* **DATASET EXCERPTS**:
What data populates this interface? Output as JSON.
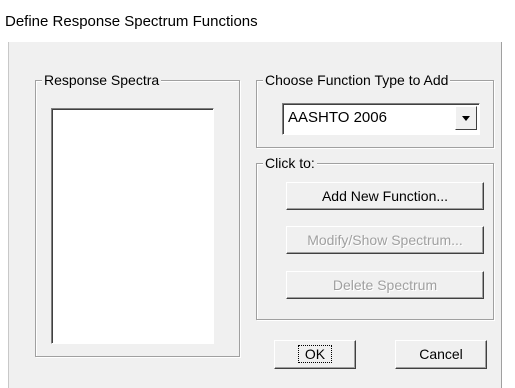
{
  "window": {
    "title": "Define Response Spectrum Functions"
  },
  "response_spectra": {
    "legend": "Response Spectra",
    "items": []
  },
  "function_type": {
    "legend": "Choose  Function Type to Add",
    "selected": "AASHTO 2006"
  },
  "actions": {
    "legend": "Click to:",
    "add_new_function": "Add New Function...",
    "modify_show_spectrum": "Modify/Show Spectrum...",
    "delete_spectrum": "Delete Spectrum"
  },
  "dialog_buttons": {
    "ok": "OK",
    "cancel": "Cancel"
  }
}
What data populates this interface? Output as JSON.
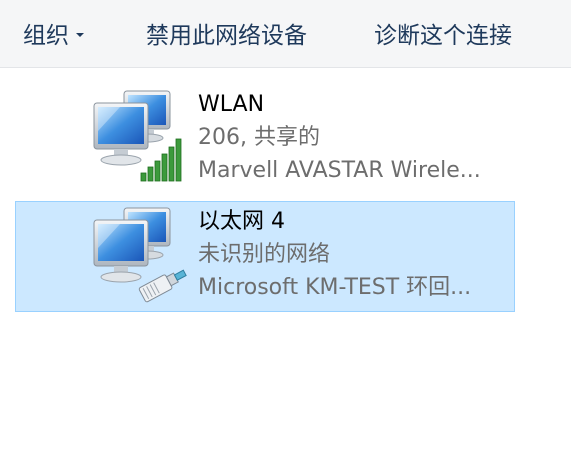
{
  "toolbar": {
    "organize_label": "组织",
    "disable_label": "禁用此网络设备",
    "diagnose_label": "诊断这个连接"
  },
  "connections": [
    {
      "name": "WLAN",
      "status": "206, 共享的",
      "device": "Marvell AVASTAR Wirele...",
      "icon": "wireless-network-icon",
      "selected": false
    },
    {
      "name": "以太网 4",
      "status": "未识别的网络",
      "device": "Microsoft KM-TEST 环回...",
      "icon": "ethernet-network-icon",
      "selected": true
    }
  ],
  "colors": {
    "toolbar_bg": "#f5f6f7",
    "toolbar_text": "#1e395b",
    "selection_bg": "#cce8ff",
    "selection_border": "#99d1ff",
    "signal_green": "#3c9a3c",
    "secondary_text": "#6d6d6d"
  }
}
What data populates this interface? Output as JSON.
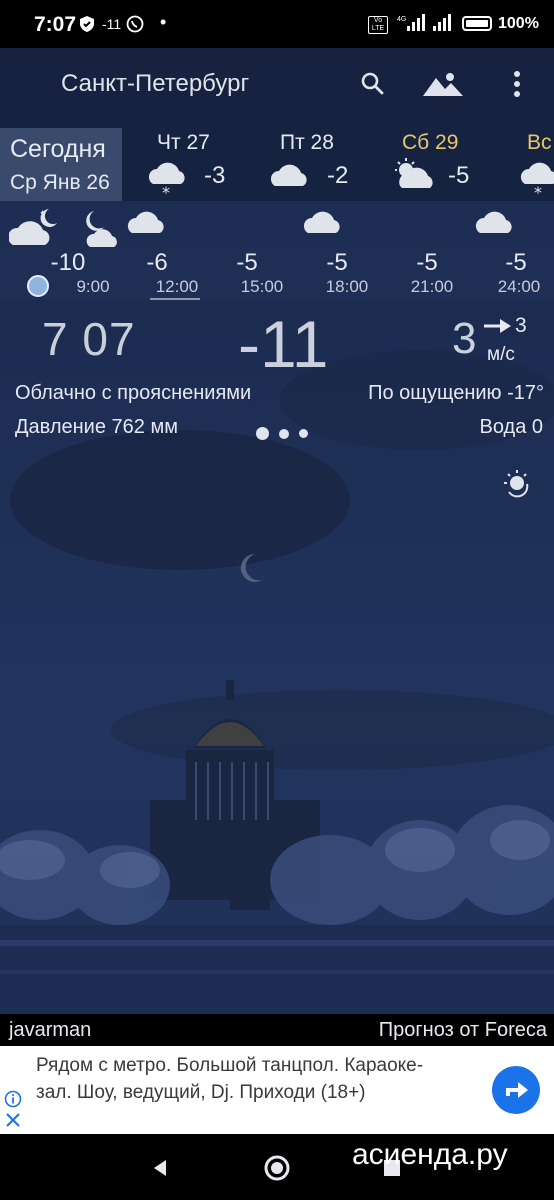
{
  "status_bar": {
    "time": "7:07",
    "temp": "-11",
    "battery": "100%",
    "volte": "Vo LTE",
    "network": "4G"
  },
  "header": {
    "city": "Санкт-Петербург",
    "icons": [
      "search-icon",
      "image-icon",
      "more-vert-icon"
    ]
  },
  "days": [
    {
      "name": "Сегодня",
      "date": "Ср Янв 26"
    },
    {
      "name": "Чт 27",
      "temp": "-3",
      "icon": "cloud-snow-icon"
    },
    {
      "name": "Пт 28",
      "temp": "-2",
      "icon": "cloud-icon"
    },
    {
      "name": "Сб 29",
      "temp": "-5",
      "icon": "sun-cloud-icon"
    },
    {
      "name": "Вс",
      "icon": "cloud-snow-icon"
    }
  ],
  "hourly": [
    {
      "temp": "-10",
      "time": "9:00",
      "icon": "night-cloud-icon"
    },
    {
      "temp": "-6",
      "time": "12:00",
      "icon": "moon-cloud-icon"
    },
    {
      "temp": "-5",
      "time": "15:00",
      "icon": "cloud-icon"
    },
    {
      "temp": "-5",
      "time": "18:00",
      "icon": "cloud-icon"
    },
    {
      "temp": "-5",
      "time": "21:00",
      "icon": ""
    },
    {
      "temp": "-5",
      "time": "24:00",
      "icon": "cloud-icon"
    }
  ],
  "current": {
    "clock": "7 07",
    "temperature": "-11",
    "wind_speed": "3",
    "wind_dir": "3",
    "wind_unit": "м/с",
    "condition": "Облачно с прояснениями",
    "feels_like": "По ощущению -17°",
    "pressure": "Давление 762 мм",
    "water": "Вода 0"
  },
  "footer": {
    "user": "javarman",
    "source": "Прогноз от Foreca"
  },
  "ad": {
    "text": "Рядом с метро. Большой танцпол. Караоке-зал. Шоу, ведущий, Dj. Приходи (18+)"
  },
  "watermark": "асиенда.ру",
  "colors": {
    "background": "#1f2f56",
    "header": "#16223e",
    "today": "#3a4a6c",
    "saturday": "#e5c86b",
    "ad_accent": "#1a73e8"
  }
}
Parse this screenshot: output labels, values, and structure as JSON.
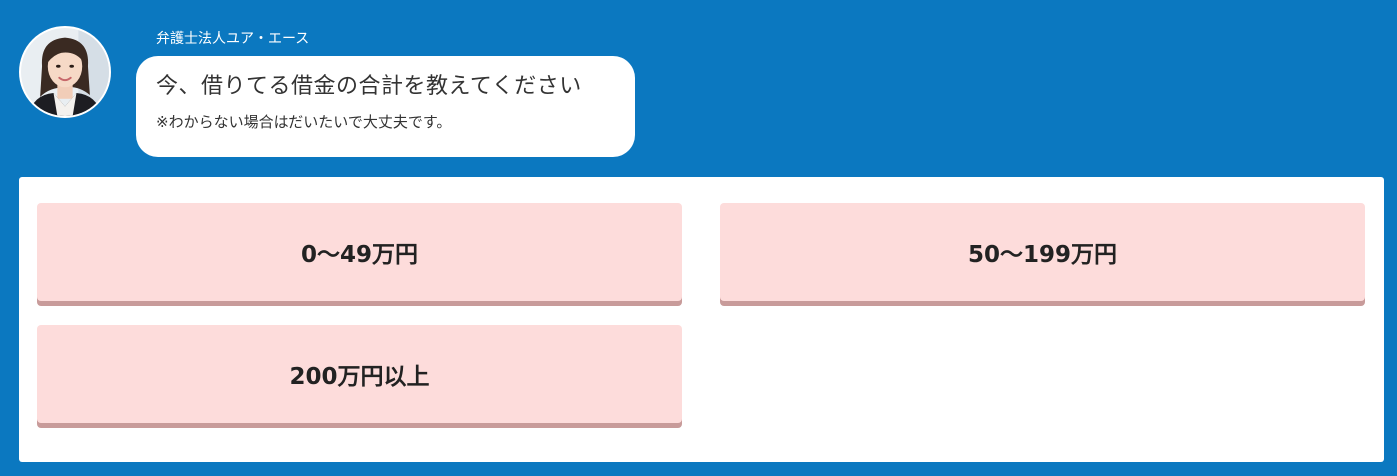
{
  "header": {
    "sender_name": "弁護士法人ユア・エース",
    "avatar_icon": "woman-portrait-avatar"
  },
  "message": {
    "question": "今、借りてる借金の合計を教えてください",
    "note": "※わからない場合はだいたいで大丈夫です。"
  },
  "options": [
    {
      "label": "0〜49万円"
    },
    {
      "label": "50〜199万円"
    },
    {
      "label": "200万円以上"
    }
  ],
  "colors": {
    "background": "#0b78c0",
    "panel": "#ffffff",
    "option_fill": "#fddcdb",
    "option_shadow": "#c89b9a",
    "text_dark": "#222222"
  }
}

* **WHAT IS REQUIRED**: Copy the listing word for word, excluding its pictures.

* **SOLUTION BELOW**:
What data populates this interface? Output as JSON.
{
  "window": {
    "title": "Define Response Spectrum Functions"
  },
  "response_spectra": {
    "legend": "Response Spectra",
    "items": []
  },
  "function_type": {
    "legend": "Choose  Function Type to Add",
    "selected": "AASHTO 2006"
  },
  "actions": {
    "legend": "Click to:",
    "add_new_function": "Add New Function...",
    "modify_show_spectrum": "Modify/Show Spectrum...",
    "delete_spectrum": "Delete Spectrum"
  },
  "dialog_buttons": {
    "ok": "OK",
    "cancel": "Cancel"
  }
}
What data populates this interface? Output as JSON.
{
  "toolbar": {
    "organize_label": "组织",
    "disable_label": "禁用此网络设备",
    "diagnose_label": "诊断这个连接"
  },
  "connections": [
    {
      "name": "WLAN",
      "status": "206, 共享的",
      "device": "Marvell AVASTAR Wirele...",
      "icon": "wireless-network-icon",
      "selected": false
    },
    {
      "name": "以太网 4",
      "status": "未识别的网络",
      "device": "Microsoft KM-TEST 环回...",
      "icon": "ethernet-network-icon",
      "selected": true
    }
  ],
  "colors": {
    "toolbar_bg": "#f5f6f7",
    "toolbar_text": "#1e395b",
    "selection_bg": "#cce8ff",
    "selection_border": "#99d1ff",
    "signal_green": "#3c9a3c",
    "secondary_text": "#6d6d6d"
  }
}
What data populates this interface? Output as JSON.
{
  "status_bar": {
    "time": "7:07",
    "temp": "-11",
    "battery": "100%",
    "volte": "Vo LTE",
    "network": "4G"
  },
  "header": {
    "city": "Санкт-Петербург",
    "icons": [
      "search-icon",
      "image-icon",
      "more-vert-icon"
    ]
  },
  "days": [
    {
      "name": "Сегодня",
      "date": "Ср Янв 26"
    },
    {
      "name": "Чт 27",
      "temp": "-3",
      "icon": "cloud-snow-icon"
    },
    {
      "name": "Пт 28",
      "temp": "-2",
      "icon": "cloud-icon"
    },
    {
      "name": "Сб 29",
      "temp": "-5",
      "icon": "sun-cloud-icon"
    },
    {
      "name": "Вс",
      "icon": "cloud-snow-icon"
    }
  ],
  "hourly": [
    {
      "temp": "-10",
      "time": "9:00",
      "icon": "night-cloud-icon"
    },
    {
      "temp": "-6",
      "time": "12:00",
      "icon": "moon-cloud-icon"
    },
    {
      "temp": "-5",
      "time": "15:00",
      "icon": "cloud-icon"
    },
    {
      "temp": "-5",
      "time": "18:00",
      "icon": "cloud-icon"
    },
    {
      "temp": "-5",
      "time": "21:00",
      "icon": ""
    },
    {
      "temp": "-5",
      "time": "24:00",
      "icon": "cloud-icon"
    }
  ],
  "current": {
    "clock": "7 07",
    "temperature": "-11",
    "wind_speed": "3",
    "wind_dir": "3",
    "wind_unit": "м/с",
    "condition": "Облачно с прояснениями",
    "feels_like": "По ощущению -17°",
    "pressure": "Давление 762 мм",
    "water": "Вода 0"
  },
  "footer": {
    "user": "javarman",
    "source": "Прогноз от Foreca"
  },
  "ad": {
    "text": "Рядом с метро. Большой танцпол. Караоке-зал. Шоу, ведущий, Dj. Приходи (18+)"
  },
  "watermark": "асиенда.ру",
  "colors": {
    "background": "#1f2f56",
    "header": "#16223e",
    "today": "#3a4a6c",
    "saturday": "#e5c86b",
    "ad_accent": "#1a73e8"
  }
}
Parse this screenshot: output labels, values, and structure as JSON.
{
  "header": {
    "sender_name": "弁護士法人ユア・エース",
    "avatar_icon": "woman-portrait-avatar"
  },
  "message": {
    "question": "今、借りてる借金の合計を教えてください",
    "note": "※わからない場合はだいたいで大丈夫です。"
  },
  "options": [
    {
      "label": "0〜49万円"
    },
    {
      "label": "50〜199万円"
    },
    {
      "label": "200万円以上"
    }
  ],
  "colors": {
    "background": "#0b78c0",
    "panel": "#ffffff",
    "option_fill": "#fddcdb",
    "option_shadow": "#c89b9a",
    "text_dark": "#222222"
  }
}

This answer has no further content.